>> START INPUT RECORDS
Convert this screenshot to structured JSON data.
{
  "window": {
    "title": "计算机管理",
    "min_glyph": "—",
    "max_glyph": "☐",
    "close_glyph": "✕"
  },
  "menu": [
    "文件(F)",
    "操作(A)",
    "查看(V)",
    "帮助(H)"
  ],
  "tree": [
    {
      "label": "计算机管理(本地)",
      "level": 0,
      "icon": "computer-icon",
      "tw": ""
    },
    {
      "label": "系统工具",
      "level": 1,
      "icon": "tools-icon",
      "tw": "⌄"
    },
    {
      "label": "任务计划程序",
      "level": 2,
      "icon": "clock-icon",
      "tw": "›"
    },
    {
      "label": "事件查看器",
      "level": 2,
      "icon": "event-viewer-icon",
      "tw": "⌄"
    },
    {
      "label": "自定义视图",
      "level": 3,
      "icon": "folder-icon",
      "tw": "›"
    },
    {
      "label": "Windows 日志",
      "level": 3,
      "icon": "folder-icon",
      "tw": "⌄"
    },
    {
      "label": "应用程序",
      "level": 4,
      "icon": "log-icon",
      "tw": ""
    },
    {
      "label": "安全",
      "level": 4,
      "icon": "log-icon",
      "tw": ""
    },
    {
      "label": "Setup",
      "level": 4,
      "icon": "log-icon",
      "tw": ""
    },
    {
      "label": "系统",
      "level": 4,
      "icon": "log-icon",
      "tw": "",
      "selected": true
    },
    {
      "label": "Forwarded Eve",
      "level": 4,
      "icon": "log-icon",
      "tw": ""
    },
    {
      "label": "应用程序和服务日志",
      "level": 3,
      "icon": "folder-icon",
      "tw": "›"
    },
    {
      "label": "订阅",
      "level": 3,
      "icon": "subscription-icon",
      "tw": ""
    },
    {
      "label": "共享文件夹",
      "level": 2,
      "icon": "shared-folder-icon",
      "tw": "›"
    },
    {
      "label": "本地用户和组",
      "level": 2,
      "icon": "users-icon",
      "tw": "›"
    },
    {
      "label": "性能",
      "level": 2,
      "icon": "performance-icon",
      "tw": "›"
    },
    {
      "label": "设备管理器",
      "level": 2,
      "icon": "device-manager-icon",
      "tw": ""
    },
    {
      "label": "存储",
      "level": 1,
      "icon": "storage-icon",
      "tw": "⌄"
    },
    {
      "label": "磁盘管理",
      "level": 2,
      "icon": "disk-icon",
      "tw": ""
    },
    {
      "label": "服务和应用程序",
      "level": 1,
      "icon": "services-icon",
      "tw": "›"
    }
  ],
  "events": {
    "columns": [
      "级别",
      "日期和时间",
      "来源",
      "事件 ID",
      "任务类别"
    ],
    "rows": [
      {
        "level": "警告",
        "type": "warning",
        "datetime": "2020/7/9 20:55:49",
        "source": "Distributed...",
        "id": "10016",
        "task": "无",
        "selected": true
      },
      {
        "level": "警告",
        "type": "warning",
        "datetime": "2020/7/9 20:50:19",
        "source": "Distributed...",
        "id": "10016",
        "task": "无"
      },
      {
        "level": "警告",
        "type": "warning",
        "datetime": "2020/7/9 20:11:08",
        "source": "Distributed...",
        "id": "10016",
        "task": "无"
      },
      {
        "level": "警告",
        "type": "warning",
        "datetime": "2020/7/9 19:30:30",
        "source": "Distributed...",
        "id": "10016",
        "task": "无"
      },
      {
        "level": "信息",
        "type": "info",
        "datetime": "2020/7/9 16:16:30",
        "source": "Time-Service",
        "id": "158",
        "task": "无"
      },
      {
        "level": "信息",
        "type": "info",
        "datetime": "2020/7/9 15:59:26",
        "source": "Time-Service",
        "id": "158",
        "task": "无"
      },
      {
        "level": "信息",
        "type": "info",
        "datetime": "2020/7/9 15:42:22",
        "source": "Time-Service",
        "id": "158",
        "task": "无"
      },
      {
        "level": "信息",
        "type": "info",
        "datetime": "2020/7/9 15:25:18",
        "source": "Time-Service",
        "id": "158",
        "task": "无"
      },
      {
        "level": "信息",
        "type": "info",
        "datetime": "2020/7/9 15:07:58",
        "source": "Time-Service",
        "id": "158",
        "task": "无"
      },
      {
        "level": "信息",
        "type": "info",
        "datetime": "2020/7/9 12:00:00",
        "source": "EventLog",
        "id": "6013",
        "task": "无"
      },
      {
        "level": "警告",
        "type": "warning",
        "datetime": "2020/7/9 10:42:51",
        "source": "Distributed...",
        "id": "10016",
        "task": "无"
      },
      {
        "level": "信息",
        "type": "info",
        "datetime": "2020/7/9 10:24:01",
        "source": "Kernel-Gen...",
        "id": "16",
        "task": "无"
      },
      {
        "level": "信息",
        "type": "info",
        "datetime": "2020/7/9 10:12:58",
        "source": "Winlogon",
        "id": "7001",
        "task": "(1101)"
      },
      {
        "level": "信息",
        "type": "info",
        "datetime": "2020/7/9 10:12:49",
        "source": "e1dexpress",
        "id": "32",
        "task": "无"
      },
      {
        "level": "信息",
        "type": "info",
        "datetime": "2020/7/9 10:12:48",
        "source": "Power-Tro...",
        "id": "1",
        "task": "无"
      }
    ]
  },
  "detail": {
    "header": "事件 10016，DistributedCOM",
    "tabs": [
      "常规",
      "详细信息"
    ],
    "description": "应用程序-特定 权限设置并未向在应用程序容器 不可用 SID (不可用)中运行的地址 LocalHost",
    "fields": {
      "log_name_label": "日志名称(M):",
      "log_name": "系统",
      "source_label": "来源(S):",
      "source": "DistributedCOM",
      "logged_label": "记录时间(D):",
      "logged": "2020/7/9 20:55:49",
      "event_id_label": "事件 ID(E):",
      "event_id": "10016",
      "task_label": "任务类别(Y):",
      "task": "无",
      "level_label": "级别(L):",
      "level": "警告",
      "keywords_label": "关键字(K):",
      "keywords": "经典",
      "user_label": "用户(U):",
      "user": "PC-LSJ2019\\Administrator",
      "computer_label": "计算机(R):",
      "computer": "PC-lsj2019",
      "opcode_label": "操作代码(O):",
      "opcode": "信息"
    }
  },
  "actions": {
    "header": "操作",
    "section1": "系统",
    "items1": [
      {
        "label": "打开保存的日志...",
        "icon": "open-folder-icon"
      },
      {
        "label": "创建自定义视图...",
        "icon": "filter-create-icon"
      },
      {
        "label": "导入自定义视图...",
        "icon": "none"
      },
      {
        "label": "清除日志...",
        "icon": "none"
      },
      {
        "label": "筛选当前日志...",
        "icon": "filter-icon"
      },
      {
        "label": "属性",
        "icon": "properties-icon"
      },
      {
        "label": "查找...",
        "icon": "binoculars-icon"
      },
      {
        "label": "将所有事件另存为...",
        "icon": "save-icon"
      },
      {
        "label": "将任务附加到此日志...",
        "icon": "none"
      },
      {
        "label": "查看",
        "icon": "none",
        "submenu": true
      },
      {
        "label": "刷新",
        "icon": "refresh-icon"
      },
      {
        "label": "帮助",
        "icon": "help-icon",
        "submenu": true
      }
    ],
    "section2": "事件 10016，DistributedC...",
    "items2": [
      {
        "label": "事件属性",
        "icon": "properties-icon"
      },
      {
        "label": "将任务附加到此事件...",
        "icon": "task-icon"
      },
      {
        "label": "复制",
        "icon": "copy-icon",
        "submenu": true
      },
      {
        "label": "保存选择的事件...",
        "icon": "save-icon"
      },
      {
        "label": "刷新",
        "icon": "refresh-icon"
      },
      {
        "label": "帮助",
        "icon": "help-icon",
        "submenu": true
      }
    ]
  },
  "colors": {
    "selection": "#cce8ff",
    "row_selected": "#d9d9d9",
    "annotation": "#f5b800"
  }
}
>> END INPUT RECORDS
▶ DIRECTION:
Retype all of the data shown above, word for word.

▶ COMPLETE OUTPUT:
Convert this screenshot to structured JSON data.
{
  "window": {
    "title": "计算机管理",
    "min_glyph": "—",
    "max_glyph": "☐",
    "close_glyph": "✕"
  },
  "menu": [
    "文件(F)",
    "操作(A)",
    "查看(V)",
    "帮助(H)"
  ],
  "tree": [
    {
      "label": "计算机管理(本地)",
      "level": 0,
      "icon": "computer-icon",
      "tw": ""
    },
    {
      "label": "系统工具",
      "level": 1,
      "icon": "tools-icon",
      "tw": "⌄"
    },
    {
      "label": "任务计划程序",
      "level": 2,
      "icon": "clock-icon",
      "tw": "›"
    },
    {
      "label": "事件查看器",
      "level": 2,
      "icon": "event-viewer-icon",
      "tw": "⌄"
    },
    {
      "label": "自定义视图",
      "level": 3,
      "icon": "folder-icon",
      "tw": "›"
    },
    {
      "label": "Windows 日志",
      "level": 3,
      "icon": "folder-icon",
      "tw": "⌄"
    },
    {
      "label": "应用程序",
      "level": 4,
      "icon": "log-icon",
      "tw": ""
    },
    {
      "label": "安全",
      "level": 4,
      "icon": "log-icon",
      "tw": ""
    },
    {
      "label": "Setup",
      "level": 4,
      "icon": "log-icon",
      "tw": ""
    },
    {
      "label": "系统",
      "level": 4,
      "icon": "log-icon",
      "tw": "",
      "selected": true
    },
    {
      "label": "Forwarded Eve",
      "level": 4,
      "icon": "log-icon",
      "tw": ""
    },
    {
      "label": "应用程序和服务日志",
      "level": 3,
      "icon": "folder-icon",
      "tw": "›"
    },
    {
      "label": "订阅",
      "level": 3,
      "icon": "subscription-icon",
      "tw": ""
    },
    {
      "label": "共享文件夹",
      "level": 2,
      "icon": "shared-folder-icon",
      "tw": "›"
    },
    {
      "label": "本地用户和组",
      "level": 2,
      "icon": "users-icon",
      "tw": "›"
    },
    {
      "label": "性能",
      "level": 2,
      "icon": "performance-icon",
      "tw": "›"
    },
    {
      "label": "设备管理器",
      "level": 2,
      "icon": "device-manager-icon",
      "tw": ""
    },
    {
      "label": "存储",
      "level": 1,
      "icon": "storage-icon",
      "tw": "⌄"
    },
    {
      "label": "磁盘管理",
      "level": 2,
      "icon": "disk-icon",
      "tw": ""
    },
    {
      "label": "服务和应用程序",
      "level": 1,
      "icon": "services-icon",
      "tw": "›"
    }
  ],
  "events": {
    "columns": [
      "级别",
      "日期和时间",
      "来源",
      "事件 ID",
      "任务类别"
    ],
    "rows": [
      {
        "level": "警告",
        "type": "warning",
        "datetime": "2020/7/9 20:55:49",
        "source": "Distributed...",
        "id": "10016",
        "task": "无",
        "selected": true
      },
      {
        "level": "警告",
        "type": "warning",
        "datetime": "2020/7/9 20:50:19",
        "source": "Distributed...",
        "id": "10016",
        "task": "无"
      },
      {
        "level": "警告",
        "type": "warning",
        "datetime": "2020/7/9 20:11:08",
        "source": "Distributed...",
        "id": "10016",
        "task": "无"
      },
      {
        "level": "警告",
        "type": "warning",
        "datetime": "2020/7/9 19:30:30",
        "source": "Distributed...",
        "id": "10016",
        "task": "无"
      },
      {
        "level": "信息",
        "type": "info",
        "datetime": "2020/7/9 16:16:30",
        "source": "Time-Service",
        "id": "158",
        "task": "无"
      },
      {
        "level": "信息",
        "type": "info",
        "datetime": "2020/7/9 15:59:26",
        "source": "Time-Service",
        "id": "158",
        "task": "无"
      },
      {
        "level": "信息",
        "type": "info",
        "datetime": "2020/7/9 15:42:22",
        "source": "Time-Service",
        "id": "158",
        "task": "无"
      },
      {
        "level": "信息",
        "type": "info",
        "datetime": "2020/7/9 15:25:18",
        "source": "Time-Service",
        "id": "158",
        "task": "无"
      },
      {
        "level": "信息",
        "type": "info",
        "datetime": "2020/7/9 15:07:58",
        "source": "Time-Service",
        "id": "158",
        "task": "无"
      },
      {
        "level": "信息",
        "type": "info",
        "datetime": "2020/7/9 12:00:00",
        "source": "EventLog",
        "id": "6013",
        "task": "无"
      },
      {
        "level": "警告",
        "type": "warning",
        "datetime": "2020/7/9 10:42:51",
        "source": "Distributed...",
        "id": "10016",
        "task": "无"
      },
      {
        "level": "信息",
        "type": "info",
        "datetime": "2020/7/9 10:24:01",
        "source": "Kernel-Gen...",
        "id": "16",
        "task": "无"
      },
      {
        "level": "信息",
        "type": "info",
        "datetime": "2020/7/9 10:12:58",
        "source": "Winlogon",
        "id": "7001",
        "task": "(1101)"
      },
      {
        "level": "信息",
        "type": "info",
        "datetime": "2020/7/9 10:12:49",
        "source": "e1dexpress",
        "id": "32",
        "task": "无"
      },
      {
        "level": "信息",
        "type": "info",
        "datetime": "2020/7/9 10:12:48",
        "source": "Power-Tro...",
        "id": "1",
        "task": "无"
      }
    ]
  },
  "detail": {
    "header": "事件 10016，DistributedCOM",
    "tabs": [
      "常规",
      "详细信息"
    ],
    "description": "应用程序-特定 权限设置并未向在应用程序容器 不可用 SID (不可用)中运行的地址 LocalHost",
    "fields": {
      "log_name_label": "日志名称(M):",
      "log_name": "系统",
      "source_label": "来源(S):",
      "source": "DistributedCOM",
      "logged_label": "记录时间(D):",
      "logged": "2020/7/9 20:55:49",
      "event_id_label": "事件 ID(E):",
      "event_id": "10016",
      "task_label": "任务类别(Y):",
      "task": "无",
      "level_label": "级别(L):",
      "level": "警告",
      "keywords_label": "关键字(K):",
      "keywords": "经典",
      "user_label": "用户(U):",
      "user": "PC-LSJ2019\\Administrator",
      "computer_label": "计算机(R):",
      "computer": "PC-lsj2019",
      "opcode_label": "操作代码(O):",
      "opcode": "信息"
    }
  },
  "actions": {
    "header": "操作",
    "section1": "系统",
    "items1": [
      {
        "label": "打开保存的日志...",
        "icon": "open-folder-icon"
      },
      {
        "label": "创建自定义视图...",
        "icon": "filter-create-icon"
      },
      {
        "label": "导入自定义视图...",
        "icon": "none"
      },
      {
        "label": "清除日志...",
        "icon": "none"
      },
      {
        "label": "筛选当前日志...",
        "icon": "filter-icon"
      },
      {
        "label": "属性",
        "icon": "properties-icon"
      },
      {
        "label": "查找...",
        "icon": "binoculars-icon"
      },
      {
        "label": "将所有事件另存为...",
        "icon": "save-icon"
      },
      {
        "label": "将任务附加到此日志...",
        "icon": "none"
      },
      {
        "label": "查看",
        "icon": "none",
        "submenu": true
      },
      {
        "label": "刷新",
        "icon": "refresh-icon"
      },
      {
        "label": "帮助",
        "icon": "help-icon",
        "submenu": true
      }
    ],
    "section2": "事件 10016，DistributedC...",
    "items2": [
      {
        "label": "事件属性",
        "icon": "properties-icon"
      },
      {
        "label": "将任务附加到此事件...",
        "icon": "task-icon"
      },
      {
        "label": "复制",
        "icon": "copy-icon",
        "submenu": true
      },
      {
        "label": "保存选择的事件...",
        "icon": "save-icon"
      },
      {
        "label": "刷新",
        "icon": "refresh-icon"
      },
      {
        "label": "帮助",
        "icon": "help-icon",
        "submenu": true
      }
    ]
  },
  "colors": {
    "selection": "#cce8ff",
    "row_selected": "#d9d9d9",
    "annotation": "#f5b800"
  }
}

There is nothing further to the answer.